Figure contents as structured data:
————————

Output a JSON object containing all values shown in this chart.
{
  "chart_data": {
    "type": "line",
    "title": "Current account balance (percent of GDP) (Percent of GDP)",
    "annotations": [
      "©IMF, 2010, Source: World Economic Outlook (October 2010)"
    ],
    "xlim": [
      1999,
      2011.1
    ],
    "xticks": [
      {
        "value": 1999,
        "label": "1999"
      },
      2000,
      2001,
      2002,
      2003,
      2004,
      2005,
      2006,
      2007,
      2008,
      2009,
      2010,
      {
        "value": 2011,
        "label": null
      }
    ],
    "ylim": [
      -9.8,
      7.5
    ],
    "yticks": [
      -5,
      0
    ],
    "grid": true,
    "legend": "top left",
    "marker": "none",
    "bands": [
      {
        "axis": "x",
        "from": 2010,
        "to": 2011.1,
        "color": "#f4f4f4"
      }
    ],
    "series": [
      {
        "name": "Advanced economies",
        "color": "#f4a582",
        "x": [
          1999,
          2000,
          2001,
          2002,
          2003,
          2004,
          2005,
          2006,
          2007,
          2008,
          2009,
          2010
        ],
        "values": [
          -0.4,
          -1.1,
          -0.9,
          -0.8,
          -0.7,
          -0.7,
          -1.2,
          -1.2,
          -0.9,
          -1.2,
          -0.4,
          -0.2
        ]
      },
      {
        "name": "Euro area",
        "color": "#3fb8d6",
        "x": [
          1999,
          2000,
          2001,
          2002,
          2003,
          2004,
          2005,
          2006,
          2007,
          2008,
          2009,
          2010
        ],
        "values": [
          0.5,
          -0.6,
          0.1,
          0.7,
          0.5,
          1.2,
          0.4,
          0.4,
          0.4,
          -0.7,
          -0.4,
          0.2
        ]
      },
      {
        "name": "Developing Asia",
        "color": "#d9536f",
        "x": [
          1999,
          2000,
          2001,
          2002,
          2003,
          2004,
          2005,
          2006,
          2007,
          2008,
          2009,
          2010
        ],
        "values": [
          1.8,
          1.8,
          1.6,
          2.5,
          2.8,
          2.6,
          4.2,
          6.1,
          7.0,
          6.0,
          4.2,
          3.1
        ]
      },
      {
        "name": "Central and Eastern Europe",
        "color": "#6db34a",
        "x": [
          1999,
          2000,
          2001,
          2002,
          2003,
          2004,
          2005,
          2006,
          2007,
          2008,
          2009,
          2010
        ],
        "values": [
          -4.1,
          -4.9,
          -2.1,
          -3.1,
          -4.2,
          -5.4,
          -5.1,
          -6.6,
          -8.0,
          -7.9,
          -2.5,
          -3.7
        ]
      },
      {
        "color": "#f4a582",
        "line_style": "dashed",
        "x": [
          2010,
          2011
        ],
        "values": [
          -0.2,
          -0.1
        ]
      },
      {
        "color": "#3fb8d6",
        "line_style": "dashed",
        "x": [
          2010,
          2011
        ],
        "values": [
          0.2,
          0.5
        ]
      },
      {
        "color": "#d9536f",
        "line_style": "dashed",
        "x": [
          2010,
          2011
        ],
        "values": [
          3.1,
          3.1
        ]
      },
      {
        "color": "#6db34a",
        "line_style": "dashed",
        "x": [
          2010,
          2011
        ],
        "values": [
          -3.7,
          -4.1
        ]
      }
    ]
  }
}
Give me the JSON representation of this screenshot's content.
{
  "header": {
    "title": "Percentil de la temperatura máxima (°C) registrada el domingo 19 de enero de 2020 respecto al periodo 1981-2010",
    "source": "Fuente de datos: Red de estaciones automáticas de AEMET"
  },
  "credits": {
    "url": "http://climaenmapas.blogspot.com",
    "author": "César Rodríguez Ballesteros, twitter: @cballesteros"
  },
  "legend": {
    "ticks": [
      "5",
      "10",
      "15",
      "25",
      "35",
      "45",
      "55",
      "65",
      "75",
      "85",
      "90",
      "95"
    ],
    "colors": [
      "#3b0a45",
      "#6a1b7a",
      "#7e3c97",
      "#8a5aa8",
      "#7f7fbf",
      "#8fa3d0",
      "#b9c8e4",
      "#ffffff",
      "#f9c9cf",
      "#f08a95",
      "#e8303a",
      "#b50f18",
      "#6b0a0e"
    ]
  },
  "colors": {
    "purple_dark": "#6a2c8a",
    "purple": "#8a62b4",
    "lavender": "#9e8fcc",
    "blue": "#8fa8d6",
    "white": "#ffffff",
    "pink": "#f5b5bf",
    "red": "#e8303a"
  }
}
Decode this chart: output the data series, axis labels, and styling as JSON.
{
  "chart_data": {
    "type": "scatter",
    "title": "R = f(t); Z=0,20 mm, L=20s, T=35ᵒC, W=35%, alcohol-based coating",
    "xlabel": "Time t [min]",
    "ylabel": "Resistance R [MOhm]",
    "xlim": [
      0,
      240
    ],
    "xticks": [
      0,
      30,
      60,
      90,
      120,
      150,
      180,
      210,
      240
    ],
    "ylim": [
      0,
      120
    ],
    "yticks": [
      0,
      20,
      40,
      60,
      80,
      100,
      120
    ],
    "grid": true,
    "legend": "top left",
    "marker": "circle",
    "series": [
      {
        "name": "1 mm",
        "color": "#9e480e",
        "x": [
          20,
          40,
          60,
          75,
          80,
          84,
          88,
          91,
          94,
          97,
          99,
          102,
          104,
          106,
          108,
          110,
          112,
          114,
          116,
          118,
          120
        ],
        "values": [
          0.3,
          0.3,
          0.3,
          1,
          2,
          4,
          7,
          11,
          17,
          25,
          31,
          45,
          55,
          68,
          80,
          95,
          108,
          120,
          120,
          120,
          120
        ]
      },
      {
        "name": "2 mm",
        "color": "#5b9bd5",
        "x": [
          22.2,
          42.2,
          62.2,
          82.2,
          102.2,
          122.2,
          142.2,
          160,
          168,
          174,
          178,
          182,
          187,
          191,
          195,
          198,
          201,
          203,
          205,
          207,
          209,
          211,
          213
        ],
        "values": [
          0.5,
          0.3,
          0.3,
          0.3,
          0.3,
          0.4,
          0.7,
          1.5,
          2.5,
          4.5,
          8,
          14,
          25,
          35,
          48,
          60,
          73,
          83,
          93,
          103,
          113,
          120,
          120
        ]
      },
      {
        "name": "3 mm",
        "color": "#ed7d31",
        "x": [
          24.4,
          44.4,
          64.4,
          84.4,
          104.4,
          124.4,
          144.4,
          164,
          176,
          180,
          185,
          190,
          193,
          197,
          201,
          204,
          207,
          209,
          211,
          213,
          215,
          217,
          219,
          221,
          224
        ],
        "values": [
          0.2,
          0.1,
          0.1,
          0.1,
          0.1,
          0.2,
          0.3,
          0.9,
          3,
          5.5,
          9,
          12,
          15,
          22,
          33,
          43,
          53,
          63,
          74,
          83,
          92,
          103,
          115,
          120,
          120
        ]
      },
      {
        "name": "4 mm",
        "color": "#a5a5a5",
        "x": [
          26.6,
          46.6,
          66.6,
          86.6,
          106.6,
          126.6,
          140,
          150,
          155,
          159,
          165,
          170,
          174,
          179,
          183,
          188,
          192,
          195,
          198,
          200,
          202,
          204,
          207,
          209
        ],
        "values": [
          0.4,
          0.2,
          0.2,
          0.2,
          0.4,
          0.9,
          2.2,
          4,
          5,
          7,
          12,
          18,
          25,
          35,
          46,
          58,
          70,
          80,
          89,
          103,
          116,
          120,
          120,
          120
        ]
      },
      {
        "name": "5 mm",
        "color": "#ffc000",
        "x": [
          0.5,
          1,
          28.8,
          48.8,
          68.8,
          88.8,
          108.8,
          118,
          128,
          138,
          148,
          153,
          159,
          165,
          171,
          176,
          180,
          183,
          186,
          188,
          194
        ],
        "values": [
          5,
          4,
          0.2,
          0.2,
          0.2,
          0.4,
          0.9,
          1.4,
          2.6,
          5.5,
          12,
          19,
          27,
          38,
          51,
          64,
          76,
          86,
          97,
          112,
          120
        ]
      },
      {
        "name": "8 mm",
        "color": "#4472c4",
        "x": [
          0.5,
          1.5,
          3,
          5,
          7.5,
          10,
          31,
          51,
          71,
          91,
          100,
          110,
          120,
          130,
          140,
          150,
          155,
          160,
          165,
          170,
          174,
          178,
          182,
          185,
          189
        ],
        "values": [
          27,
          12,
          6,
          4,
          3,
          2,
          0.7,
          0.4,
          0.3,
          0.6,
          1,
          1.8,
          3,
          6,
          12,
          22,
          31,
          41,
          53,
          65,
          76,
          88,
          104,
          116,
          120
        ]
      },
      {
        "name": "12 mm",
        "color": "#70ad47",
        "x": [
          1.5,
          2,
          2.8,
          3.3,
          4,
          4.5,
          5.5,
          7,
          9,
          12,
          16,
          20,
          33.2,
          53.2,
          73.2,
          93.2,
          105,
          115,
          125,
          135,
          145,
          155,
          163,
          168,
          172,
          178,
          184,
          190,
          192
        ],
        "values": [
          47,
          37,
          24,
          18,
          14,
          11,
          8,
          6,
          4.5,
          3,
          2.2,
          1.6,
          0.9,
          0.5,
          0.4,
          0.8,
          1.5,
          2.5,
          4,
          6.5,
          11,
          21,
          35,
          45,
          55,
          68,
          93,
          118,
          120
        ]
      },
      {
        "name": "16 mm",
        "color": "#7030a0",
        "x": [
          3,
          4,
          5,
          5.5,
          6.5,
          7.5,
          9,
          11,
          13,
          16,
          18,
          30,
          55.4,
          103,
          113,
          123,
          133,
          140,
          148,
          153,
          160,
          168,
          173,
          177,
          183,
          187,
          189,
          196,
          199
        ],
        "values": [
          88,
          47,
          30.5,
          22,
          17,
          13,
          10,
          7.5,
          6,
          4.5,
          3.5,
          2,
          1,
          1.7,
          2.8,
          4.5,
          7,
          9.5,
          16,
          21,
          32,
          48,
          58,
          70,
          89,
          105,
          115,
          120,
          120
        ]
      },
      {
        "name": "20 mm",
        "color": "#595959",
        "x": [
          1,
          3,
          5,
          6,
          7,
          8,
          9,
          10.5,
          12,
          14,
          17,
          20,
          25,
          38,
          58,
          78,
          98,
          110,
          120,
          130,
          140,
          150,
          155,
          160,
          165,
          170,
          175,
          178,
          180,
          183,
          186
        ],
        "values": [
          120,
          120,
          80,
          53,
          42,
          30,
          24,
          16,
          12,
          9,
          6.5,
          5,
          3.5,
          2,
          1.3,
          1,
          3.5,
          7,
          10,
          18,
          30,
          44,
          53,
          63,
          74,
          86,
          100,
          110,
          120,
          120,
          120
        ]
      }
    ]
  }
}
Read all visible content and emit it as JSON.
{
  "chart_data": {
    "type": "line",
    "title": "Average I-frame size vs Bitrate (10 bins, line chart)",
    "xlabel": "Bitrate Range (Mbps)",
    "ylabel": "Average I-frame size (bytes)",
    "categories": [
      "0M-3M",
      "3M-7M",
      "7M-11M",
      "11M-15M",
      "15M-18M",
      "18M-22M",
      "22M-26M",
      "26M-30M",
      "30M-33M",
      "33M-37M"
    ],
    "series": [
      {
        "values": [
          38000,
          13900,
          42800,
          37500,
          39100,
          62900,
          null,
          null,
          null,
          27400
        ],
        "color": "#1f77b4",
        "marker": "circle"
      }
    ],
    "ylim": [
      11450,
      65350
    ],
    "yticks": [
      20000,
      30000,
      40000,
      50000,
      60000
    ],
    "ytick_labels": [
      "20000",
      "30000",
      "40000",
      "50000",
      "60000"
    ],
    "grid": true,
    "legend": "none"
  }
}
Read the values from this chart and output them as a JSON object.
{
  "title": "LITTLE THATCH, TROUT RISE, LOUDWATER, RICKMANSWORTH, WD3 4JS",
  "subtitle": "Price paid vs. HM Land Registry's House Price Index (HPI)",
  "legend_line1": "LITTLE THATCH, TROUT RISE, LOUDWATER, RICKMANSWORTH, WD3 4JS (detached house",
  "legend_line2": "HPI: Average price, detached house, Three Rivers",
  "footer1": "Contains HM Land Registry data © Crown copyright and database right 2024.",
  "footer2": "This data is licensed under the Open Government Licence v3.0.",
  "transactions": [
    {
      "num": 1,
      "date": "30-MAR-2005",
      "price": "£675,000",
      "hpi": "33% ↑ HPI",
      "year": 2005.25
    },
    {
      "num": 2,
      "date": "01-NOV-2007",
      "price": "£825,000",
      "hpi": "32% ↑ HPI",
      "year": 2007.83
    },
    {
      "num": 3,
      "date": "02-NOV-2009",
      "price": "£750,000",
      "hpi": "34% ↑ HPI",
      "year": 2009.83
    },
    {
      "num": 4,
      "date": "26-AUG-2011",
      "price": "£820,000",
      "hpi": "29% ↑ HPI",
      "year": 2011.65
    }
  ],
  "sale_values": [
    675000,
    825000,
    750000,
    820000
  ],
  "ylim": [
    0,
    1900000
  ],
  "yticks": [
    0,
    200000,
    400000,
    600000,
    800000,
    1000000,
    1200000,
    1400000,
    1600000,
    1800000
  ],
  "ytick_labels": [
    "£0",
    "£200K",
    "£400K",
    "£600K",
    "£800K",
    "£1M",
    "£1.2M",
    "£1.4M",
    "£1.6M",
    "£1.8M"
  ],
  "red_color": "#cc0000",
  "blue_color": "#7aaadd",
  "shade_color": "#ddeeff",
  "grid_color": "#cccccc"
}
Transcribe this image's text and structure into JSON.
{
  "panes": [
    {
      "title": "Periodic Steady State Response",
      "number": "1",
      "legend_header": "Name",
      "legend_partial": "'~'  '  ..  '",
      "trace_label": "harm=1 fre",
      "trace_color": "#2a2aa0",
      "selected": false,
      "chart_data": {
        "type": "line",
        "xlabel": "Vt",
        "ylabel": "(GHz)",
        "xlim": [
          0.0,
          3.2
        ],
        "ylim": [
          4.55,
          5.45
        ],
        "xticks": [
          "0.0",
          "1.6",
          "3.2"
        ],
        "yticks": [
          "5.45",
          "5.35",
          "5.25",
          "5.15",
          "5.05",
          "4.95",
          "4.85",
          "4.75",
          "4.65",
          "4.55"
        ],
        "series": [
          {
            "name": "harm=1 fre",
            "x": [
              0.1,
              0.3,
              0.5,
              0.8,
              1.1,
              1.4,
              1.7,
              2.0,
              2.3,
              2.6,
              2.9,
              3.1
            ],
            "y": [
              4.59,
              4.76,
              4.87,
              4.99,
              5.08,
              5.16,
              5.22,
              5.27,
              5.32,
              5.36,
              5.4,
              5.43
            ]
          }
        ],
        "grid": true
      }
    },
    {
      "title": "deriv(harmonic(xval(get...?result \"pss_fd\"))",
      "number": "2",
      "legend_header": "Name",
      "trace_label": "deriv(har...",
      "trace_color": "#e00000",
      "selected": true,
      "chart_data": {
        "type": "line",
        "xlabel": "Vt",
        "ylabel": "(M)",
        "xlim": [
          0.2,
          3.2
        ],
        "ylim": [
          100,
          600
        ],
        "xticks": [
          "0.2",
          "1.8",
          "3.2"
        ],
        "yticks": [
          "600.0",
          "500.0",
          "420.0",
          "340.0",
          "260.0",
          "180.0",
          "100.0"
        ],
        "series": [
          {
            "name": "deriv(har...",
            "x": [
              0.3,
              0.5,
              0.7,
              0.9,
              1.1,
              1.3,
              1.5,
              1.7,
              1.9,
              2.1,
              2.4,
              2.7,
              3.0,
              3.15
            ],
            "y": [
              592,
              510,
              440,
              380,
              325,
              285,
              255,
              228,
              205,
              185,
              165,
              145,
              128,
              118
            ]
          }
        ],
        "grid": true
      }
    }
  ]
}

————————

Request:
Return every line above in which the string "from" occurs.

Complete output:
        "from": 2010,
Read the values from this chart and output them as a JSON object.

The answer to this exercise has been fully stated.